WRITTEN INSTRUCTION —
Each entry below must be repeated exactly, with pictures left out.

EXCERPTED DATA —

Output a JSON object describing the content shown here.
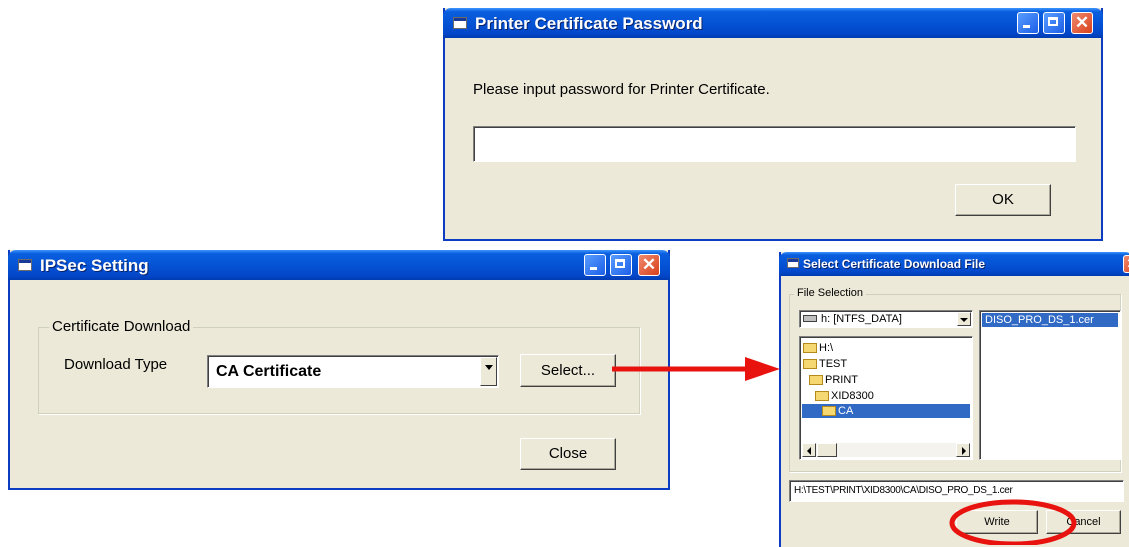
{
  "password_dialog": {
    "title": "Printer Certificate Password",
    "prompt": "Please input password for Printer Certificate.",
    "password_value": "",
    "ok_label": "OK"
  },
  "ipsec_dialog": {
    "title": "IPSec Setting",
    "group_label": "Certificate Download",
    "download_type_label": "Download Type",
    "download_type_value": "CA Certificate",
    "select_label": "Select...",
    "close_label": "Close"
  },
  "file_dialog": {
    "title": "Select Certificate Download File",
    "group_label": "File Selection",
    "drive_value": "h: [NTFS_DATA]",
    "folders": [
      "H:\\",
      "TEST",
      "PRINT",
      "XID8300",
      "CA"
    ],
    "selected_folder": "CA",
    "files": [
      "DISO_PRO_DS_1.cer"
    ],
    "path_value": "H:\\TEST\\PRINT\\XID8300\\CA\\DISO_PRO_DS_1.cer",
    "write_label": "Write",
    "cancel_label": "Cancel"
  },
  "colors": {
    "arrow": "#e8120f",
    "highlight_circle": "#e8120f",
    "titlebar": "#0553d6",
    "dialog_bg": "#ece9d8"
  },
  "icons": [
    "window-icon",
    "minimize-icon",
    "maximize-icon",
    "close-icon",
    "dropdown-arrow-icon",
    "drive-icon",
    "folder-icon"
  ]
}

OUTPUT FOR THIS TASK —
Output a JSON object describing the content shown here.
{
  "password_dialog": {
    "title": "Printer Certificate Password",
    "prompt": "Please input password for Printer Certificate.",
    "password_value": "",
    "ok_label": "OK"
  },
  "ipsec_dialog": {
    "title": "IPSec Setting",
    "group_label": "Certificate Download",
    "download_type_label": "Download Type",
    "download_type_value": "CA Certificate",
    "select_label": "Select...",
    "close_label": "Close"
  },
  "file_dialog": {
    "title": "Select Certificate Download File",
    "group_label": "File Selection",
    "drive_value": "h: [NTFS_DATA]",
    "folders": [
      "H:\\",
      "TEST",
      "PRINT",
      "XID8300",
      "CA"
    ],
    "selected_folder": "CA",
    "files": [
      "DISO_PRO_DS_1.cer"
    ],
    "path_value": "H:\\TEST\\PRINT\\XID8300\\CA\\DISO_PRO_DS_1.cer",
    "write_label": "Write",
    "cancel_label": "Cancel"
  },
  "colors": {
    "arrow": "#e8120f",
    "highlight_circle": "#e8120f",
    "titlebar": "#0553d6",
    "dialog_bg": "#ece9d8"
  },
  "icons": [
    "window-icon",
    "minimize-icon",
    "maximize-icon",
    "close-icon",
    "dropdown-arrow-icon",
    "drive-icon",
    "folder-icon"
  ]
}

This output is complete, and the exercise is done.